- Stated exercise -
In the material below, identify each line bearing the word "Contents". Reproduce those lines.

- Entries -
--- Begin ---

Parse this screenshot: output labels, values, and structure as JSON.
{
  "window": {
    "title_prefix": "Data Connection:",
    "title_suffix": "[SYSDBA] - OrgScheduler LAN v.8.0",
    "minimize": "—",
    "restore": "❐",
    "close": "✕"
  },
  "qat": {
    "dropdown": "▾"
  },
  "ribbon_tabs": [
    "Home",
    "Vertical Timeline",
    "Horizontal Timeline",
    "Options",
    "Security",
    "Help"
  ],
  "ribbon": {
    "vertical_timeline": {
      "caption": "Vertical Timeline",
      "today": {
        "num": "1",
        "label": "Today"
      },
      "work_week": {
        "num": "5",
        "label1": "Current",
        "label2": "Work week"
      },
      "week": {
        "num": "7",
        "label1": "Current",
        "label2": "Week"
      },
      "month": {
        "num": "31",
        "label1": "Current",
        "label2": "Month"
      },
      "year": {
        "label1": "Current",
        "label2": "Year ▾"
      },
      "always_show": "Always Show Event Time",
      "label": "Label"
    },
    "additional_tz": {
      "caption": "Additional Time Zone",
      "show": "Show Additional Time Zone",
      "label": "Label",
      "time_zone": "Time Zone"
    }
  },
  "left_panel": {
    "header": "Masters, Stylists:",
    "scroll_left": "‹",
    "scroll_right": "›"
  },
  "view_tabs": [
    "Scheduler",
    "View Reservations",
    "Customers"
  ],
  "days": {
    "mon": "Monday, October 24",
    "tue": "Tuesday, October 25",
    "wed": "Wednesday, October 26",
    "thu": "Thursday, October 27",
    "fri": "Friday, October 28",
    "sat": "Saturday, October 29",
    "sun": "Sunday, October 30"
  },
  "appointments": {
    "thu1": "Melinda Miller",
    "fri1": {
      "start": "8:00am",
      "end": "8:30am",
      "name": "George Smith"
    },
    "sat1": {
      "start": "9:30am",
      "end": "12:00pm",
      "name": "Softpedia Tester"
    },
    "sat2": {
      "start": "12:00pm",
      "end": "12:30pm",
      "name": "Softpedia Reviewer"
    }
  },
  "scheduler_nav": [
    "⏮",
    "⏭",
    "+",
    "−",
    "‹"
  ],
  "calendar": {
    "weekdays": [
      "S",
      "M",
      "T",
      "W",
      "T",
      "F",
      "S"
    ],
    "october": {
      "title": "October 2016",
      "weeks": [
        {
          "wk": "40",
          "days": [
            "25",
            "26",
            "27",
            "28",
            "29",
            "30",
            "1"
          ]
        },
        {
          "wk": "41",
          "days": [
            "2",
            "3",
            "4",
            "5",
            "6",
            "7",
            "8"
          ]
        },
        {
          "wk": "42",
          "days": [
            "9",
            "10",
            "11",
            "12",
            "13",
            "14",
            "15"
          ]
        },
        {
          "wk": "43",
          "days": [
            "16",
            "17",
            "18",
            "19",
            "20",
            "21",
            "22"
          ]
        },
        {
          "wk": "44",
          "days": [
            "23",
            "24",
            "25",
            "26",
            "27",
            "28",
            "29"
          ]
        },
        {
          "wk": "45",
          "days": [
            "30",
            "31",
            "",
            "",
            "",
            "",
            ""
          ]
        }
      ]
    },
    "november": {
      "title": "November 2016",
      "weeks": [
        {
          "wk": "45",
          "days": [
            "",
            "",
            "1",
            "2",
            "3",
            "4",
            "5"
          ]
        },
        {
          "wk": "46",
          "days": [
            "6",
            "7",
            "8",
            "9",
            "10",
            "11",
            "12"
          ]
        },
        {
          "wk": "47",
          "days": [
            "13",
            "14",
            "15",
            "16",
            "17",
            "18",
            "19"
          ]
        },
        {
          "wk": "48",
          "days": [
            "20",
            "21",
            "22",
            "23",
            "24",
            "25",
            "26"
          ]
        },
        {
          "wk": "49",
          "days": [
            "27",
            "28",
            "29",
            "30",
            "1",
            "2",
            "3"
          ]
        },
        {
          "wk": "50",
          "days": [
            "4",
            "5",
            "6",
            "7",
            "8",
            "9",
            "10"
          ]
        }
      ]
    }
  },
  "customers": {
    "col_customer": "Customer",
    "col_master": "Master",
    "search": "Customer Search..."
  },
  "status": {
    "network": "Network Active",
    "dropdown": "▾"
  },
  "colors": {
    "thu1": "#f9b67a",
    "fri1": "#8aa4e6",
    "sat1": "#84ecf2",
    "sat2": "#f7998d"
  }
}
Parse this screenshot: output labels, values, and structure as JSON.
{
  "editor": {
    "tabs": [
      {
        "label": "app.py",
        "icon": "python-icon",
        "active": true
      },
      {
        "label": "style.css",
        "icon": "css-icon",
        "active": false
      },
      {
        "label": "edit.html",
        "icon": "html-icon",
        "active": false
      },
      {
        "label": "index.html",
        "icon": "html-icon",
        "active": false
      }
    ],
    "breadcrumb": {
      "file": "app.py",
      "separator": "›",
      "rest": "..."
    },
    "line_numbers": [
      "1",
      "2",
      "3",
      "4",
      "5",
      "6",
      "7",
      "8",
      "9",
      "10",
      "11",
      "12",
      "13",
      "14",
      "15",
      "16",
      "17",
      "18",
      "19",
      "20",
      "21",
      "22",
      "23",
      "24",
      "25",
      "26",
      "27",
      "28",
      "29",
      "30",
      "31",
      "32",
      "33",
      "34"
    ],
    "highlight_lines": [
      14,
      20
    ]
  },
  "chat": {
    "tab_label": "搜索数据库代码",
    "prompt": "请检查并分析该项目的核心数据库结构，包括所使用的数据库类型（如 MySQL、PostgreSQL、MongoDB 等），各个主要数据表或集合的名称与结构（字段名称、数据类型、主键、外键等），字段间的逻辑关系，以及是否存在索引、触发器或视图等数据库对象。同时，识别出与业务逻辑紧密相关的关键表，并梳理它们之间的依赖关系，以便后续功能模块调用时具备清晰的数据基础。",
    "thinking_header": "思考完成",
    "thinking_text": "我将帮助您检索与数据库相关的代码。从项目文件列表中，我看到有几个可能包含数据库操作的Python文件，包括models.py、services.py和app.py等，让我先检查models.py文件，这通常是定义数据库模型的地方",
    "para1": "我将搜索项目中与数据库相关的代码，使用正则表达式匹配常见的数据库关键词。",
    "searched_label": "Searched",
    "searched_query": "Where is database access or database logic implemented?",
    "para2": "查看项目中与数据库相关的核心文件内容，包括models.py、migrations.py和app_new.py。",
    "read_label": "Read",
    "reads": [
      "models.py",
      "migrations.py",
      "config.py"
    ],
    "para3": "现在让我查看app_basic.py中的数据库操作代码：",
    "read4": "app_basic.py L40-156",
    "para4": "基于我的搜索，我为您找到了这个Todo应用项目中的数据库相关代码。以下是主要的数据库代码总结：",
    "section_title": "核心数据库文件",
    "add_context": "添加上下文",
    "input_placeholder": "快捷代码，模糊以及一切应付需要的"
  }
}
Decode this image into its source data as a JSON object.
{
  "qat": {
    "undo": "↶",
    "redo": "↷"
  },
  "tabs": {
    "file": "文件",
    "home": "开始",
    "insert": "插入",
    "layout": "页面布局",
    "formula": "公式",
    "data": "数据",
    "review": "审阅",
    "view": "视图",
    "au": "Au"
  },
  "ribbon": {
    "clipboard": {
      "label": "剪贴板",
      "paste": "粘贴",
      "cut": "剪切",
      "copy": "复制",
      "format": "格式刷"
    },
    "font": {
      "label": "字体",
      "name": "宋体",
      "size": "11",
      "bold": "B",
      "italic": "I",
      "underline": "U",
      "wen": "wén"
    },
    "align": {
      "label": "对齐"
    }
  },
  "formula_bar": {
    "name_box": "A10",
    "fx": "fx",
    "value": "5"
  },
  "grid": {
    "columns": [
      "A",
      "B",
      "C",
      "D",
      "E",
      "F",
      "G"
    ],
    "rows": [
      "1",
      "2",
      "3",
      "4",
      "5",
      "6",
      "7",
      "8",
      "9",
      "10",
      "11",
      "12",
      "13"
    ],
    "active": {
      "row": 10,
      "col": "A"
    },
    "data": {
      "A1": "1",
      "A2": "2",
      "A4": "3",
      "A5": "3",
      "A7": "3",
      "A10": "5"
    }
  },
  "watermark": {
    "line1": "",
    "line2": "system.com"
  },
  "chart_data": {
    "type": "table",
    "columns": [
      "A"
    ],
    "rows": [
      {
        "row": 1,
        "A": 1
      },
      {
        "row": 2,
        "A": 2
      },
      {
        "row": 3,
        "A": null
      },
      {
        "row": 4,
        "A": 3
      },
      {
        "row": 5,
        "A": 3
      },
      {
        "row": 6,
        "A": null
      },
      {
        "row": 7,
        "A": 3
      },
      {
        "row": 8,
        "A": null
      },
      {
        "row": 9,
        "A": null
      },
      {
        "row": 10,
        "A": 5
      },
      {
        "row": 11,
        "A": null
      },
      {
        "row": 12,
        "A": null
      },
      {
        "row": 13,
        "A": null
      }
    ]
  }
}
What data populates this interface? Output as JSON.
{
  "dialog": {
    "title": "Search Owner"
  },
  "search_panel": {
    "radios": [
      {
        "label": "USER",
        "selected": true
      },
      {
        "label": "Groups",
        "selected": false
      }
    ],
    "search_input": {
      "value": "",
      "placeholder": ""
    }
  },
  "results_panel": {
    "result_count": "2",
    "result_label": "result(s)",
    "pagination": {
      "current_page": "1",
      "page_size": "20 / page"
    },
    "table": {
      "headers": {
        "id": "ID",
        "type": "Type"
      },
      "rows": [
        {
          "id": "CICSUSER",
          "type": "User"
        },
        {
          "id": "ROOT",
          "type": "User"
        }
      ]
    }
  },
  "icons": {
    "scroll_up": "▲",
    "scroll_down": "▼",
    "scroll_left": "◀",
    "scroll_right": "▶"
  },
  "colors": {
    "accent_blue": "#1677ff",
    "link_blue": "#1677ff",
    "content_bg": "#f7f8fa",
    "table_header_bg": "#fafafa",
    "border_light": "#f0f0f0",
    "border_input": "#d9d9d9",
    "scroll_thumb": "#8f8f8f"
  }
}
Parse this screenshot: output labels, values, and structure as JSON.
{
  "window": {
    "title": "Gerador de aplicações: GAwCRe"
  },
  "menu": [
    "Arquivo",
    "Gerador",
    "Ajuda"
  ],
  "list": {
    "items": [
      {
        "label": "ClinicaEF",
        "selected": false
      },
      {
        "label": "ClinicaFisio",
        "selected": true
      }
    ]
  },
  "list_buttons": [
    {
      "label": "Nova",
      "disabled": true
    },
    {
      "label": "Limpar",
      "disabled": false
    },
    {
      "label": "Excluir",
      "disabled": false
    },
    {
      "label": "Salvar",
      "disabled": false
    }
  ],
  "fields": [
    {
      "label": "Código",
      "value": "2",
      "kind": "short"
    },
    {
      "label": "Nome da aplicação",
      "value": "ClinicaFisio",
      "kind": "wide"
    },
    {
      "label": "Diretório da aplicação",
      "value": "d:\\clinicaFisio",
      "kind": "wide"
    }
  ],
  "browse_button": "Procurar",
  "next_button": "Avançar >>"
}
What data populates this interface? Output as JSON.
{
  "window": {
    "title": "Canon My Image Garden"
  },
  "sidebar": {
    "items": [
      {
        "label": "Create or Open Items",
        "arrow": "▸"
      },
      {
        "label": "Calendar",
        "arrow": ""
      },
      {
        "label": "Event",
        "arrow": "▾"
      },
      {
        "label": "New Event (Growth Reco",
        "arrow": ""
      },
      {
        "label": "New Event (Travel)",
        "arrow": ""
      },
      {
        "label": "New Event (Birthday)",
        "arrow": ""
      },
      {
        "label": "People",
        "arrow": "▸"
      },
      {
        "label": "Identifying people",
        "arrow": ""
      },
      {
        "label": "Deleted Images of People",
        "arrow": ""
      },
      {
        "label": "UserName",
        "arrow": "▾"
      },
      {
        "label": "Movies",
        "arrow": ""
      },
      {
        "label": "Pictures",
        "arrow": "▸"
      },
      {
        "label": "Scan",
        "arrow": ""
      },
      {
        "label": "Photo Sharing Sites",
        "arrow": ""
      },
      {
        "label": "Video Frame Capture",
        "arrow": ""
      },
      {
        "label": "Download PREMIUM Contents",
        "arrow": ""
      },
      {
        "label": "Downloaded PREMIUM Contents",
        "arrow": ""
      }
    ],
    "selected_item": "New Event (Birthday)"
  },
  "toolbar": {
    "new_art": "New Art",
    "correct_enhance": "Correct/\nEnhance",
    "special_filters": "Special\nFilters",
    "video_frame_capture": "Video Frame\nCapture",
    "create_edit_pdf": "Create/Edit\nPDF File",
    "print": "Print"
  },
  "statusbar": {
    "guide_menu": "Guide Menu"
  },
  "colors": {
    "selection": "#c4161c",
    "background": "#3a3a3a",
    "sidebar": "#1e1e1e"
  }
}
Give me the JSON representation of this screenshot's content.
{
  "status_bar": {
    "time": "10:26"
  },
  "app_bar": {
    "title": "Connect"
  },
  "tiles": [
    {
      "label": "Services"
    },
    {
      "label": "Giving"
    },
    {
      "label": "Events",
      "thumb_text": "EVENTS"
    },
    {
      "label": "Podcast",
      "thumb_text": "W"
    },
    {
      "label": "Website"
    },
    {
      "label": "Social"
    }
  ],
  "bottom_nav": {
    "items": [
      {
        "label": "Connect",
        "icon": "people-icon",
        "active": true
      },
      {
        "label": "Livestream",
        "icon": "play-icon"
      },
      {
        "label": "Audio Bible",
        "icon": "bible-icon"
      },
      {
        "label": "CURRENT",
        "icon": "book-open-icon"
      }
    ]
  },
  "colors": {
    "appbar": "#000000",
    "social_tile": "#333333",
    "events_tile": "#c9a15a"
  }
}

--- End ---

- Exercise response -
        "label": "Download PREMIUM Contents",
        "label": "Downloaded PREMIUM Contents",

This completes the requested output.